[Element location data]
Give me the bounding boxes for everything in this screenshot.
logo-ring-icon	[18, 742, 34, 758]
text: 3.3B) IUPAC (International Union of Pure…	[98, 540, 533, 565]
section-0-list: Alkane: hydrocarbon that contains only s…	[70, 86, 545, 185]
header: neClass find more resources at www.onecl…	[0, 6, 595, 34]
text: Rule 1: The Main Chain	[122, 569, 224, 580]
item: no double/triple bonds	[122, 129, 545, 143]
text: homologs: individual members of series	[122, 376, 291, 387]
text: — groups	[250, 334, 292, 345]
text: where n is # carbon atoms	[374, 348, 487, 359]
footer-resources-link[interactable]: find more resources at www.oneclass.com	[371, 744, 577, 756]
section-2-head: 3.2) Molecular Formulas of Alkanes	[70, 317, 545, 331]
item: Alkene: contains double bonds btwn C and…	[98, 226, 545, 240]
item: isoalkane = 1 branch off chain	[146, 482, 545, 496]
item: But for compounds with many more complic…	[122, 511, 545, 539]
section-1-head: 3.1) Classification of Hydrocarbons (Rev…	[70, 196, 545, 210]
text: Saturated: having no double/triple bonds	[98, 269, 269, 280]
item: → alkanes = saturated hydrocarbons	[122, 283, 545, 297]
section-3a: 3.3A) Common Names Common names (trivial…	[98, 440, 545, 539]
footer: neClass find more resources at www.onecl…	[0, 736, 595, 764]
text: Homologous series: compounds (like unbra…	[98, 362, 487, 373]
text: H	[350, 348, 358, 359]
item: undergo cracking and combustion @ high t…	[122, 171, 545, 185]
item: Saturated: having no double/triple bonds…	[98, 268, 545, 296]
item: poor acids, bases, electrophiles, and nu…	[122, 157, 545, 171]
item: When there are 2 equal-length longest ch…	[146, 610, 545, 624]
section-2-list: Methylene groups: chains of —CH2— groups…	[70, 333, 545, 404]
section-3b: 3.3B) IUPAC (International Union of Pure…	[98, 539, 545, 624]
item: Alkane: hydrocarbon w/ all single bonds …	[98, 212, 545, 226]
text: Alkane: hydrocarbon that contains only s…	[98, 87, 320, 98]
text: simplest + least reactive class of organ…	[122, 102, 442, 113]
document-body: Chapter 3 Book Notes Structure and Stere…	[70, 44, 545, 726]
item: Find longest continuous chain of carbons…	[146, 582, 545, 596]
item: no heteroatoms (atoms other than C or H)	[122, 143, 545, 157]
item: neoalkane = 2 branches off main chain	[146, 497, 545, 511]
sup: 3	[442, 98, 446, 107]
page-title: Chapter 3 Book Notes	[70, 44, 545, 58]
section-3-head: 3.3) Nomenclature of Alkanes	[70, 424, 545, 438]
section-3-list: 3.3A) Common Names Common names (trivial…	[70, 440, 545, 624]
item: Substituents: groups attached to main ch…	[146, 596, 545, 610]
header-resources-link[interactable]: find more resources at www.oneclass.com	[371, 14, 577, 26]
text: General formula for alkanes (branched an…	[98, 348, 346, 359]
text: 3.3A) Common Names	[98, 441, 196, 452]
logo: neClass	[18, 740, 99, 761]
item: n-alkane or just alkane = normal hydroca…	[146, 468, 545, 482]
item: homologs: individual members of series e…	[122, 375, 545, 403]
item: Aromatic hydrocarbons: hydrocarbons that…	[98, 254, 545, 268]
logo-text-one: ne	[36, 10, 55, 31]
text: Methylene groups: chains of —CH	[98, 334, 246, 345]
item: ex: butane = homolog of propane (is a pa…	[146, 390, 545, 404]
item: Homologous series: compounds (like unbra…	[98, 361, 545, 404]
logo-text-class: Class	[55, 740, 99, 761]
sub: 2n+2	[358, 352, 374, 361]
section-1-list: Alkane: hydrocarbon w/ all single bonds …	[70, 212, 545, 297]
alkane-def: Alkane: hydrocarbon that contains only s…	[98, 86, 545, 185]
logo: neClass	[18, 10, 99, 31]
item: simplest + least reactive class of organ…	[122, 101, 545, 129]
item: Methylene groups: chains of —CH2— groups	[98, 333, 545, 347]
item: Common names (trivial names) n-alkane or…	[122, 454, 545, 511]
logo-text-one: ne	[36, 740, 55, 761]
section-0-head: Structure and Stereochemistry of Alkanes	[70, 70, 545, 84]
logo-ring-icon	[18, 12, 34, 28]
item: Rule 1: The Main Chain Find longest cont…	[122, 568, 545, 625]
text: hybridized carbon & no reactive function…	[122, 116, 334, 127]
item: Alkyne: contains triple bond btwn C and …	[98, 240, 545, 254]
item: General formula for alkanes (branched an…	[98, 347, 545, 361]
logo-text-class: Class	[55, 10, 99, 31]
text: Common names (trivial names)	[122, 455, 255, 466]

▶ WHAT NEEDS TO BE DONE
Please report each row that contains the word "having", copying the whole row.

▶ EXERCISE ANSWER
text: Saturated: having no double/triple bonds	[98, 269, 269, 280]
item: Saturated: having no double/triple bonds…	[98, 268, 545, 296]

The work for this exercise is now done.